- **TASK STATEMENT**
Output the full material exactly as it appears here.

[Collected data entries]
════════════════════

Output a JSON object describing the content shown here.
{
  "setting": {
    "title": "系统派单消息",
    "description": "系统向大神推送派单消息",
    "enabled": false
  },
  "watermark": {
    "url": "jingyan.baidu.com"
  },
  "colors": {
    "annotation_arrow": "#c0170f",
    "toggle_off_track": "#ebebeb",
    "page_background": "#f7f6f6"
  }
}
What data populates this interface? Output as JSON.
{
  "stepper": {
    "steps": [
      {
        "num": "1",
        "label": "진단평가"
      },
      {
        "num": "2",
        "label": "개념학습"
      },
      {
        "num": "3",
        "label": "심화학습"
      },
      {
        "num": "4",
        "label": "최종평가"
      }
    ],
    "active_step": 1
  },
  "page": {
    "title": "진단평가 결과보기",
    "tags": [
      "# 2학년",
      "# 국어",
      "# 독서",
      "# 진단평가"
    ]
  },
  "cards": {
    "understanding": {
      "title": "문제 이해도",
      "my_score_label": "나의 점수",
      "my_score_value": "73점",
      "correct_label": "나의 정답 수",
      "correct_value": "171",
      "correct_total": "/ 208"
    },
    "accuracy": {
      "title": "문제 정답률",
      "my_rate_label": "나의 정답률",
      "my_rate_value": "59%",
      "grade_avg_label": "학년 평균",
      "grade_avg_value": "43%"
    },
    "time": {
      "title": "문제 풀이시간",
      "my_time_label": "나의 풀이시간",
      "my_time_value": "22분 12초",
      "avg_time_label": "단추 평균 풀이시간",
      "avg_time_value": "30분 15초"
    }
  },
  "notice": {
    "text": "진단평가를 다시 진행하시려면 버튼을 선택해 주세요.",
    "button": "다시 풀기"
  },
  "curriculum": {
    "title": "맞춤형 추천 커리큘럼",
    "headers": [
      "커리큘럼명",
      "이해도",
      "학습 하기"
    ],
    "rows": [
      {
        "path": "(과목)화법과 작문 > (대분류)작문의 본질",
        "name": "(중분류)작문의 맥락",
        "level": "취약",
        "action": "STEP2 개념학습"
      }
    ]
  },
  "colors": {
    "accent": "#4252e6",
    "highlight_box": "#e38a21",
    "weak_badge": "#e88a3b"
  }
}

════════════════════

- **WORKED ANSWER**
Output a JSON object describing the content shown here.
{
  "setting": {
    "title": "系统派单消息",
    "description": "系统向大神推送派单消息",
    "enabled": false
  },
  "watermark": {
    "url": "jingyan.baidu.com"
  },
  "colors": {
    "annotation_arrow": "#c0170f",
    "toggle_off_track": "#ebebeb",
    "page_background": "#f7f6f6"
  }
}
What data populates this interface? Output as JSON.
{
  "stepper": {
    "steps": [
      {
        "num": "1",
        "label": "진단평가"
      },
      {
        "num": "2",
        "label": "개념학습"
      },
      {
        "num": "3",
        "label": "심화학습"
      },
      {
        "num": "4",
        "label": "최종평가"
      }
    ],
    "active_step": 1
  },
  "page": {
    "title": "진단평가 결과보기",
    "tags": [
      "# 2학년",
      "# 국어",
      "# 독서",
      "# 진단평가"
    ]
  },
  "cards": {
    "understanding": {
      "title": "문제 이해도",
      "my_score_label": "나의 점수",
      "my_score_value": "73점",
      "correct_label": "나의 정답 수",
      "correct_value": "171",
      "correct_total": "/ 208"
    },
    "accuracy": {
      "title": "문제 정답률",
      "my_rate_label": "나의 정답률",
      "my_rate_value": "59%",
      "grade_avg_label": "학년 평균",
      "grade_avg_value": "43%"
    },
    "time": {
      "title": "문제 풀이시간",
      "my_time_label": "나의 풀이시간",
      "my_time_value": "22분 12초",
      "avg_time_label": "단추 평균 풀이시간",
      "avg_time_value": "30분 15초"
    }
  },
  "notice": {
    "text": "진단평가를 다시 진행하시려면 버튼을 선택해 주세요.",
    "button": "다시 풀기"
  },
  "curriculum": {
    "title": "맞춤형 추천 커리큘럼",
    "headers": [
      "커리큘럼명",
      "이해도",
      "학습 하기"
    ],
    "rows": [
      {
        "path": "(과목)화법과 작문 > (대분류)작문의 본질",
        "name": "(중분류)작문의 맥락",
        "level": "취약",
        "action": "STEP2 개념학습"
      }
    ]
  },
  "colors": {
    "accent": "#4252e6",
    "highlight_box": "#e38a21",
    "weak_badge": "#e88a3b"
  }
}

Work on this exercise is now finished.